DIRECTION. Could you copy every line from the material below in which "Filipinos" appears?

DATASET ENTRIES.

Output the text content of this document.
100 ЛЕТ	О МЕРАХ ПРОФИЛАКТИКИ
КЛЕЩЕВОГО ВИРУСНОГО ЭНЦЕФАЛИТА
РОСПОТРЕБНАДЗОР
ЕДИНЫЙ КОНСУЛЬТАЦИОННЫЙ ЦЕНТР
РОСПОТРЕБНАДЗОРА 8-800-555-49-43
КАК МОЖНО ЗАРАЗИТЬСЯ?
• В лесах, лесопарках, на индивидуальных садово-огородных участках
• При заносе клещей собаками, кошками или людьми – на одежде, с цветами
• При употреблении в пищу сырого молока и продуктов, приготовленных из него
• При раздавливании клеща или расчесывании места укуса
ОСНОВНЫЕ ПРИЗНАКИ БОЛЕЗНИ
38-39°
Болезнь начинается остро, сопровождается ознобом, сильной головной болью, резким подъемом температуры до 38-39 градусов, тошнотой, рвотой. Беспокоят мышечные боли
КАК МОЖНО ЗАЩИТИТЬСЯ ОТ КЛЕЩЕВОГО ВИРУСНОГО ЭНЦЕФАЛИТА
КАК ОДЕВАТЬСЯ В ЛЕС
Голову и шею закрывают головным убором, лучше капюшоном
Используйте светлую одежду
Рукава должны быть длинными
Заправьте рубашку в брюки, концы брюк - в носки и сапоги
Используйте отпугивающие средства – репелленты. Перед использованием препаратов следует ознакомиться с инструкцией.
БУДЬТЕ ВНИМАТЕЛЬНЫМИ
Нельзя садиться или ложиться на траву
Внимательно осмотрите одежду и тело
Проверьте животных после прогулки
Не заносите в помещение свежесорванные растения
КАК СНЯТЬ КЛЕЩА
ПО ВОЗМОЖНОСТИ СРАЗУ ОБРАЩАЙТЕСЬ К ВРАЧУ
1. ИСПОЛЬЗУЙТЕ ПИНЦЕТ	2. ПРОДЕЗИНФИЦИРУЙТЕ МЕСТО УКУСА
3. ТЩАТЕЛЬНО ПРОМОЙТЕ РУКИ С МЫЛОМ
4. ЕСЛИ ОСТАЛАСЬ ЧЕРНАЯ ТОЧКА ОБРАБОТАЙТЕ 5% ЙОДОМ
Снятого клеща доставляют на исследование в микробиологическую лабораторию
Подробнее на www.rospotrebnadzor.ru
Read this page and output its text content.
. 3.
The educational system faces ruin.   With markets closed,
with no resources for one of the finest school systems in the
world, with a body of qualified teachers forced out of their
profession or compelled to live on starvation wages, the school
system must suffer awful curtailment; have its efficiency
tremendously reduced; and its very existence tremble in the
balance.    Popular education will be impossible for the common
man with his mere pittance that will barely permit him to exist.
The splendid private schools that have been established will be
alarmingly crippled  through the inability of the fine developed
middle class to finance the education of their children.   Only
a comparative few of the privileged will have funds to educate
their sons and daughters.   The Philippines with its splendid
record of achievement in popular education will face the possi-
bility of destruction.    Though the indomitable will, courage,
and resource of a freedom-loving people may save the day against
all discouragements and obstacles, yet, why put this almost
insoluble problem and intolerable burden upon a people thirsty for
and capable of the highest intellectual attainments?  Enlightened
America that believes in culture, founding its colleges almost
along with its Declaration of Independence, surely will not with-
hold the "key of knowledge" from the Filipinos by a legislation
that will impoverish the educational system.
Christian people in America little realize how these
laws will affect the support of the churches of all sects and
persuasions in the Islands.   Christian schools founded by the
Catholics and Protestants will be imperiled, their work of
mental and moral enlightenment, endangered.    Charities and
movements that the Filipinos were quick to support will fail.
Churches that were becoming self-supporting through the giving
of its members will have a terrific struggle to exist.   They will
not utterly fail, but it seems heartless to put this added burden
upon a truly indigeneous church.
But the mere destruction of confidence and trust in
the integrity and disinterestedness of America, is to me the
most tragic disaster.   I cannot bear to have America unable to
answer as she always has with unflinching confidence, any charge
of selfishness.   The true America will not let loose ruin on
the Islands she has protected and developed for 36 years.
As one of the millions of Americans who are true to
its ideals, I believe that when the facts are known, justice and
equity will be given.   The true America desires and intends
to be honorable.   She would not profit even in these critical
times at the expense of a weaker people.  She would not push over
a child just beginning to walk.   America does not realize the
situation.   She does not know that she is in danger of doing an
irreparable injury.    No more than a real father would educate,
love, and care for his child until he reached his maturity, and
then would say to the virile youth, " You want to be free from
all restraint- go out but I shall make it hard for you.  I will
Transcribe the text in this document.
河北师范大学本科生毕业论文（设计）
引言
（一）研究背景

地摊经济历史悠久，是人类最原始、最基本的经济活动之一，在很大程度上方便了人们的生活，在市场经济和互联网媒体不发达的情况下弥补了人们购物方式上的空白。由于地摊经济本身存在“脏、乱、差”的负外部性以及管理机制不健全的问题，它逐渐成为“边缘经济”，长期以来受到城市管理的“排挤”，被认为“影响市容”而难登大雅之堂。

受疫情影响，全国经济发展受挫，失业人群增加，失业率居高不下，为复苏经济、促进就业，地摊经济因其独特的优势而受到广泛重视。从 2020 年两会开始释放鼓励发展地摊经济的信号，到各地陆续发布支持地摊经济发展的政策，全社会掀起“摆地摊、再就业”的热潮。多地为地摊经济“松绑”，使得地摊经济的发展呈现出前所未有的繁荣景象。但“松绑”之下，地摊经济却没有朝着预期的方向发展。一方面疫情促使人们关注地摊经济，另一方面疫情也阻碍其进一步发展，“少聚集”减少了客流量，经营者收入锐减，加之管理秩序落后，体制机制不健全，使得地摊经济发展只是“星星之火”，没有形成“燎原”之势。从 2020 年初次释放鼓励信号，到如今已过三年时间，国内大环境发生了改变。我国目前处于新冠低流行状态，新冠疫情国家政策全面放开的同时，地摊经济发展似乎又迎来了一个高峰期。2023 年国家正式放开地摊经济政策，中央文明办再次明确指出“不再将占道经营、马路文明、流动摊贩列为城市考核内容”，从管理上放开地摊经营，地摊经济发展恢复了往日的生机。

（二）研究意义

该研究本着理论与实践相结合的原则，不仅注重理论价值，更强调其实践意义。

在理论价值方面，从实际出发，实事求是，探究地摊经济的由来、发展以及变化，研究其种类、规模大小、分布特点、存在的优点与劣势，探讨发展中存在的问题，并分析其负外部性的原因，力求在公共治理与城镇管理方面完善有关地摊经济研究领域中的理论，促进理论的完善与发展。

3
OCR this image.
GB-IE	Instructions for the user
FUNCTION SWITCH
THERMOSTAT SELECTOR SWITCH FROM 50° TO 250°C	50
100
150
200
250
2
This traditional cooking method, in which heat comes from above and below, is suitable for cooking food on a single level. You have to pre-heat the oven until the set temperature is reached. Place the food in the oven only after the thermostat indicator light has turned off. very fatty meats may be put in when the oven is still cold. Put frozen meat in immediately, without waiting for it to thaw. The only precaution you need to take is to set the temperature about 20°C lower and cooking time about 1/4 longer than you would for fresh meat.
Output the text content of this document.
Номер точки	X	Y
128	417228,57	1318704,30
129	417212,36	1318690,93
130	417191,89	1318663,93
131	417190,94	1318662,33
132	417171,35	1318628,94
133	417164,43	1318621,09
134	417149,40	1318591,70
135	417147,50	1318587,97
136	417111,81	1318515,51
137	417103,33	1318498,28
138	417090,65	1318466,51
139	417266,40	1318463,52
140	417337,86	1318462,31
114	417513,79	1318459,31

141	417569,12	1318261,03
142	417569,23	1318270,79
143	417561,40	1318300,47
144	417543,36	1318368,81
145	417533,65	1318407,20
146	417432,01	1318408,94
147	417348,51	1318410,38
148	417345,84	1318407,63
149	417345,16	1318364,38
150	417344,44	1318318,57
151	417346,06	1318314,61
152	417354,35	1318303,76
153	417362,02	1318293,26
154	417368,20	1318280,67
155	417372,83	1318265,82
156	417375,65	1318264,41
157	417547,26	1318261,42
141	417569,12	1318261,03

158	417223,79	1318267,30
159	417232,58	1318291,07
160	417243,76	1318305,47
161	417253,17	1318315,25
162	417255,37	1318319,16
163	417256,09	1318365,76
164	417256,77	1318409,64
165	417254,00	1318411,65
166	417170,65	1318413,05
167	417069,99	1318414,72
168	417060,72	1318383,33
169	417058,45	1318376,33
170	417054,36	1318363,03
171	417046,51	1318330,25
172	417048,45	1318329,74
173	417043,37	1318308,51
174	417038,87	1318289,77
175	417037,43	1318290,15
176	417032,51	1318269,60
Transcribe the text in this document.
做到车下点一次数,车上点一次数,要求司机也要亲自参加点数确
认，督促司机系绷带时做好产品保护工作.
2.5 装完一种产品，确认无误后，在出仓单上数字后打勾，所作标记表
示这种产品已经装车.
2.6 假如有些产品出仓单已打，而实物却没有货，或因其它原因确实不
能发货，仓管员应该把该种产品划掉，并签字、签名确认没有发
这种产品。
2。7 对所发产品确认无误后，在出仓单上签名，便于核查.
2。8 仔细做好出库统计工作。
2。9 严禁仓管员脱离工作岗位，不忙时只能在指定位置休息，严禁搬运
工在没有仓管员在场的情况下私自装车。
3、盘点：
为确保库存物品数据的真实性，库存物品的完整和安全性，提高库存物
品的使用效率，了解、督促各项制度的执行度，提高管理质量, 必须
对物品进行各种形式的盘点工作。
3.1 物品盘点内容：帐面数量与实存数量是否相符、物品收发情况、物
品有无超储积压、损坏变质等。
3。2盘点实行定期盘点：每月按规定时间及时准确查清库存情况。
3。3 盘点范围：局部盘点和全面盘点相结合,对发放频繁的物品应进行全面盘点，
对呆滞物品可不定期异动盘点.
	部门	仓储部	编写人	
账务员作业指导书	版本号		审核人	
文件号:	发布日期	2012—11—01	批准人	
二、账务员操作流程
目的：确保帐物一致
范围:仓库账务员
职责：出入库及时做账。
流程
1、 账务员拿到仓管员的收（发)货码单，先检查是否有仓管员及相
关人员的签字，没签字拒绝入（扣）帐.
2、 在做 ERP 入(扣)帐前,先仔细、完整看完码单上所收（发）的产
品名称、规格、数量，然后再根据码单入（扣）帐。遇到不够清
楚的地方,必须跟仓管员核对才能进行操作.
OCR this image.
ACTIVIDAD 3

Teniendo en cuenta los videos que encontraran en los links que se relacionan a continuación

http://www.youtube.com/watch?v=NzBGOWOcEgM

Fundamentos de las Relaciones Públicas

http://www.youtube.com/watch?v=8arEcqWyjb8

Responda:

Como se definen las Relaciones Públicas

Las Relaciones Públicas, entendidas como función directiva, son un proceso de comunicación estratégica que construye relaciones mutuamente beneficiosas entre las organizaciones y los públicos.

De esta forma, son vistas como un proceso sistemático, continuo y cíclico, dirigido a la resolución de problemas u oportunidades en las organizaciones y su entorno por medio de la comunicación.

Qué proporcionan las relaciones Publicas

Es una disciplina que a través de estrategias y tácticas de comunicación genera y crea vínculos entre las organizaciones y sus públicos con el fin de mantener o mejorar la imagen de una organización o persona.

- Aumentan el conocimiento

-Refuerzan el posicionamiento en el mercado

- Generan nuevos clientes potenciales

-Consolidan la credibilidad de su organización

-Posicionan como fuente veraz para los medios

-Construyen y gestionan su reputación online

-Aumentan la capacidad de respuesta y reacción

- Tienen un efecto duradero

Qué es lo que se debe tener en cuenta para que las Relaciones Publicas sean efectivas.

EXERCISE RESULT.
hold the "key of knowledge" from the Filipinos by a legislation
movements that the Filipinos were quick to support will fail.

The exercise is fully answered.